** start of MATERIAL TO PROCESS **

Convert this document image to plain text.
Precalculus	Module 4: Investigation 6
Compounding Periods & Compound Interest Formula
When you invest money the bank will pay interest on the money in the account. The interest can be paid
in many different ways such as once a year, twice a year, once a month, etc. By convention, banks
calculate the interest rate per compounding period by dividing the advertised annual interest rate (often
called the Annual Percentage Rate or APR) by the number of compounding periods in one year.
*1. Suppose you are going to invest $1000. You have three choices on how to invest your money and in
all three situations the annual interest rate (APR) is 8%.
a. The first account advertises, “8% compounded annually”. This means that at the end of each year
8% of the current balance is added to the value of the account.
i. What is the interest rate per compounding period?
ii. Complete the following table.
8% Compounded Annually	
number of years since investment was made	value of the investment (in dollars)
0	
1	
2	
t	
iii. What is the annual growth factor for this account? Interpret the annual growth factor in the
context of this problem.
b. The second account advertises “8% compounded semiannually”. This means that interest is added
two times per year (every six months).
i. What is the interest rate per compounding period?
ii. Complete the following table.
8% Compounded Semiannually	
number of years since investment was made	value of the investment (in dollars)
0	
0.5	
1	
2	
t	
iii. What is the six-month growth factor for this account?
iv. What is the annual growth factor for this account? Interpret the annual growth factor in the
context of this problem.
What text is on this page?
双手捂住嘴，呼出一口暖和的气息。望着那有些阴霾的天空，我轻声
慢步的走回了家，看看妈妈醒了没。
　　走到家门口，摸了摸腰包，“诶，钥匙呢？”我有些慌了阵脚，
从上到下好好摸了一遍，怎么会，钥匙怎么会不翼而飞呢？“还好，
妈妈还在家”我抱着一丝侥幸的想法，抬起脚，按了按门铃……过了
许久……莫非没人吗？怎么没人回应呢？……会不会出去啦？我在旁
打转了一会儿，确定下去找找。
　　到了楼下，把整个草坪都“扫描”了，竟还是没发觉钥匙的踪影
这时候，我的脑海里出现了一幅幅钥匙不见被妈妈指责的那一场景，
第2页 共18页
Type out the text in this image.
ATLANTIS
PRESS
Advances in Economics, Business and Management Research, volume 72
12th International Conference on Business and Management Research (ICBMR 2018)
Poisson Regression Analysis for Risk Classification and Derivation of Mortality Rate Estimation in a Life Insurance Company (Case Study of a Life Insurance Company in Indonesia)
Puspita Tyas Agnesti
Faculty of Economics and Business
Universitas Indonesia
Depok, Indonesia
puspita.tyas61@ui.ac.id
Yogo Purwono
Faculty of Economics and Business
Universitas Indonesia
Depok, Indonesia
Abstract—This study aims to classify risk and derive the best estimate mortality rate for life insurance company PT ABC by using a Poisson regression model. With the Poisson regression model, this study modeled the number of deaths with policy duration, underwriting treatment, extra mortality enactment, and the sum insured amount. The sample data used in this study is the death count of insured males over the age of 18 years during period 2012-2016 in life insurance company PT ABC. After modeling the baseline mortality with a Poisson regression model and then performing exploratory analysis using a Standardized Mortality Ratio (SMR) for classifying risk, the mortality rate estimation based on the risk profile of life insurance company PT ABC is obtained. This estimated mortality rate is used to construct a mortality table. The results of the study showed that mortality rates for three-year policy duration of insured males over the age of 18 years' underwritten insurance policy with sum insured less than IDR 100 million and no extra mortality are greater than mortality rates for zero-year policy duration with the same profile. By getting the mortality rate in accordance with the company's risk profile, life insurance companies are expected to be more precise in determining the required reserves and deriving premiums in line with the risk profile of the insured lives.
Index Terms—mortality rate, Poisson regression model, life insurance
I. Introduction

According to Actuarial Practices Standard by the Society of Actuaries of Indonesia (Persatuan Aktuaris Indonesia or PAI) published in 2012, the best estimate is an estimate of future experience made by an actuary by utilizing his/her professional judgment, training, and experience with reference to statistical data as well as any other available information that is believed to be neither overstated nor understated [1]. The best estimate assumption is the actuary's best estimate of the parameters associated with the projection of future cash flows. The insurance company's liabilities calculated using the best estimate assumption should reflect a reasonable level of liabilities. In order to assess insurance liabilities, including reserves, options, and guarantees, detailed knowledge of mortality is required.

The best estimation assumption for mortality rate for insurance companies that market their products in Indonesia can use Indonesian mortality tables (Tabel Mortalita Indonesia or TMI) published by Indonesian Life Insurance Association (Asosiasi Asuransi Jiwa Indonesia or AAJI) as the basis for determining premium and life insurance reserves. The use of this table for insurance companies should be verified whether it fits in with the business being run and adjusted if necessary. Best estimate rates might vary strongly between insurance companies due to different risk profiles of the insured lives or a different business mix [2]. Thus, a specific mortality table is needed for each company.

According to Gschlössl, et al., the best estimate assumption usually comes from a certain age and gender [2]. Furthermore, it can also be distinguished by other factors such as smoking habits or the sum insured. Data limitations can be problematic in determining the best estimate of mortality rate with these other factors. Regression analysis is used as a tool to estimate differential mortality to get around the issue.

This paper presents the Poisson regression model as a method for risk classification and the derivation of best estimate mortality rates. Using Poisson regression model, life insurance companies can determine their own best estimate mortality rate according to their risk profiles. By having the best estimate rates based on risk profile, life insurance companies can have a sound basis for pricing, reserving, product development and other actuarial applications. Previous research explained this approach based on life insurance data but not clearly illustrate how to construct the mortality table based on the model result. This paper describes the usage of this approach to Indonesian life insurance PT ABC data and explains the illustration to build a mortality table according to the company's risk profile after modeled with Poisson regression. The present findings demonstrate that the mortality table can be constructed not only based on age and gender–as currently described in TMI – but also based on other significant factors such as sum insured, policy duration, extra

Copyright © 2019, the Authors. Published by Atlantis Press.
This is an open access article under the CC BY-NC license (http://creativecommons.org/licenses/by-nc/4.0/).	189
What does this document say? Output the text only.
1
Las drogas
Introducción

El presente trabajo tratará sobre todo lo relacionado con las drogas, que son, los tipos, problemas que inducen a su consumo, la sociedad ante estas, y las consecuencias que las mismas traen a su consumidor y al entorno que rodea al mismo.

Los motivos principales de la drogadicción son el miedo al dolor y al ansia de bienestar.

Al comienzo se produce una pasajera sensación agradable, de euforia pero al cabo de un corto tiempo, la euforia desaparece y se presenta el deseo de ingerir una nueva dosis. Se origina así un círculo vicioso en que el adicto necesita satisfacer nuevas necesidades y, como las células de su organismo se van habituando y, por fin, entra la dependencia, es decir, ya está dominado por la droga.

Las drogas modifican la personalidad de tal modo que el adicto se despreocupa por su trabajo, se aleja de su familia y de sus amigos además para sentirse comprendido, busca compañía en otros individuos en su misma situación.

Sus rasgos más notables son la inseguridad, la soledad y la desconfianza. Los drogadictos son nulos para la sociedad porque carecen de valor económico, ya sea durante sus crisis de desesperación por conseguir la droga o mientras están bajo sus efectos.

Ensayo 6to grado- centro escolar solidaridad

** end of MATERIAL TO PROCESS **

Using the listing above, retype each line exactly.

> CORRECT OUTPUT:
Convert this document image to plain text.
Precalculus	Module 4: Investigation 6
Compounding Periods & Compound Interest Formula
When you invest money the bank will pay interest on the money in the account. The interest can be paid
in many different ways such as once a year, twice a year, once a month, etc. By convention, banks
calculate the interest rate per compounding period by dividing the advertised annual interest rate (often
called the Annual Percentage Rate or APR) by the number of compounding periods in one year.
*1. Suppose you are going to invest $1000. You have three choices on how to invest your money and in
all three situations the annual interest rate (APR) is 8%.
a. The first account advertises, “8% compounded annually”. This means that at the end of each year
8% of the current balance is added to the value of the account.
i. What is the interest rate per compounding period?
ii. Complete the following table.
8% Compounded Annually	
number of years since investment was made	value of the investment (in dollars)
0	
1	
2	
t	
iii. What is the annual growth factor for this account? Interpret the annual growth factor in the
context of this problem.
b. The second account advertises “8% compounded semiannually”. This means that interest is added
two times per year (every six months).
i. What is the interest rate per compounding period?
ii. Complete the following table.
8% Compounded Semiannually	
number of years since investment was made	value of the investment (in dollars)
0	
0.5	
1	
2	
t	
iii. What is the six-month growth factor for this account?
iv. What is the annual growth factor for this account? Interpret the annual growth factor in the
context of this problem.
What text is on this page?
双手捂住嘴，呼出一口暖和的气息。望着那有些阴霾的天空，我轻声
慢步的走回了家，看看妈妈醒了没。
　　走到家门口，摸了摸腰包，“诶，钥匙呢？”我有些慌了阵脚，
从上到下好好摸了一遍，怎么会，钥匙怎么会不翼而飞呢？“还好，
妈妈还在家”我抱着一丝侥幸的想法，抬起脚，按了按门铃……过了
许久……莫非没人吗？怎么没人回应呢？……会不会出去啦？我在旁
打转了一会儿，确定下去找找。
　　到了楼下，把整个草坪都“扫描”了，竟还是没发觉钥匙的踪影
这时候，我的脑海里出现了一幅幅钥匙不见被妈妈指责的那一场景，
第2页 共18页
Type out the text in this image.
ATLANTIS
PRESS
Advances in Economics, Business and Management Research, volume 72
12th International Conference on Business and Management Research (ICBMR 2018)
Poisson Regression Analysis for Risk Classification and Derivation of Mortality Rate Estimation in a Life Insurance Company (Case Study of a Life Insurance Company in Indonesia)
Puspita Tyas Agnesti
Faculty of Economics and Business
Universitas Indonesia
Depok, Indonesia
puspita.tyas61@ui.ac.id
Yogo Purwono
Faculty of Economics and Business
Universitas Indonesia
Depok, Indonesia
Abstract—This study aims to classify risk and derive the best estimate mortality rate for life insurance company PT ABC by using a Poisson regression model. With the Poisson regression model, this study modeled the number of deaths with policy duration, underwriting treatment, extra mortality enactment, and the sum insured amount. The sample data used in this study is the death count of insured males over the age of 18 years during period 2012-2016 in life insurance company PT ABC. After modeling the baseline mortality with a Poisson regression model and then performing exploratory analysis using a Standardized Mortality Ratio (SMR) for classifying risk, the mortality rate estimation based on the risk profile of life insurance company PT ABC is obtained. This estimated mortality rate is used to construct a mortality table. The results of the study showed that mortality rates for three-year policy duration of insured males over the age of 18 years' underwritten insurance policy with sum insured less than IDR 100 million and no extra mortality are greater than mortality rates for zero-year policy duration with the same profile. By getting the mortality rate in accordance with the company's risk profile, life insurance companies are expected to be more precise in determining the required reserves and deriving premiums in line with the risk profile of the insured lives.
Index Terms—mortality rate, Poisson regression model, life insurance
I. Introduction

According to Actuarial Practices Standard by the Society of Actuaries of Indonesia (Persatuan Aktuaris Indonesia or PAI) published in 2012, the best estimate is an estimate of future experience made by an actuary by utilizing his/her professional judgment, training, and experience with reference to statistical data as well as any other available information that is believed to be neither overstated nor understated [1]. The best estimate assumption is the actuary's best estimate of the parameters associated with the projection of future cash flows. The insurance company's liabilities calculated using the best estimate assumption should reflect a reasonable level of liabilities. In order to assess insurance liabilities, including reserves, options, and guarantees, detailed knowledge of mortality is required.

The best estimation assumption for mortality rate for insurance companies that market their products in Indonesia can use Indonesian mortality tables (Tabel Mortalita Indonesia or TMI) published by Indonesian Life Insurance Association (Asosiasi Asuransi Jiwa Indonesia or AAJI) as the basis for determining premium and life insurance reserves. The use of this table for insurance companies should be verified whether it fits in with the business being run and adjusted if necessary. Best estimate rates might vary strongly between insurance companies due to different risk profiles of the insured lives or a different business mix [2]. Thus, a specific mortality table is needed for each company.

According to Gschlössl, et al., the best estimate assumption usually comes from a certain age and gender [2]. Furthermore, it can also be distinguished by other factors such as smoking habits or the sum insured. Data limitations can be problematic in determining the best estimate of mortality rate with these other factors. Regression analysis is used as a tool to estimate differential mortality to get around the issue.

This paper presents the Poisson regression model as a method for risk classification and the derivation of best estimate mortality rates. Using Poisson regression model, life insurance companies can determine their own best estimate mortality rate according to their risk profiles. By having the best estimate rates based on risk profile, life insurance companies can have a sound basis for pricing, reserving, product development and other actuarial applications. Previous research explained this approach based on life insurance data but not clearly illustrate how to construct the mortality table based on the model result. This paper describes the usage of this approach to Indonesian life insurance PT ABC data and explains the illustration to build a mortality table according to the company's risk profile after modeled with Poisson regression. The present findings demonstrate that the mortality table can be constructed not only based on age and gender–as currently described in TMI – but also based on other significant factors such as sum insured, policy duration, extra

Copyright © 2019, the Authors. Published by Atlantis Press.
This is an open access article under the CC BY-NC license (http://creativecommons.org/licenses/by-nc/4.0/).	189
What does this document say? Output the text only.
1
Las drogas
Introducción

El presente trabajo tratará sobre todo lo relacionado con las drogas, que son, los tipos, problemas que inducen a su consumo, la sociedad ante estas, y las consecuencias que las mismas traen a su consumidor y al entorno que rodea al mismo.

Los motivos principales de la drogadicción son el miedo al dolor y al ansia de bienestar.

Al comienzo se produce una pasajera sensación agradable, de euforia pero al cabo de un corto tiempo, la euforia desaparece y se presenta el deseo de ingerir una nueva dosis. Se origina así un círculo vicioso en que el adicto necesita satisfacer nuevas necesidades y, como las células de su organismo se van habituando y, por fin, entra la dependencia, es decir, ya está dominado por la droga.

Las drogas modifican la personalidad de tal modo que el adicto se despreocupa por su trabajo, se aleja de su familia y de sus amigos además para sentirse comprendido, busca compañía en otros individuos en su misma situación.

Sus rasgos más notables son la inseguridad, la soledad y la desconfianza. Los drogadictos son nulos para la sociedad porque carecen de valor económico, ya sea durante sus crisis de desesperación por conseguir la droga o mientras están bajo sus efectos.

Ensayo 6to grado- centro escolar solidaridad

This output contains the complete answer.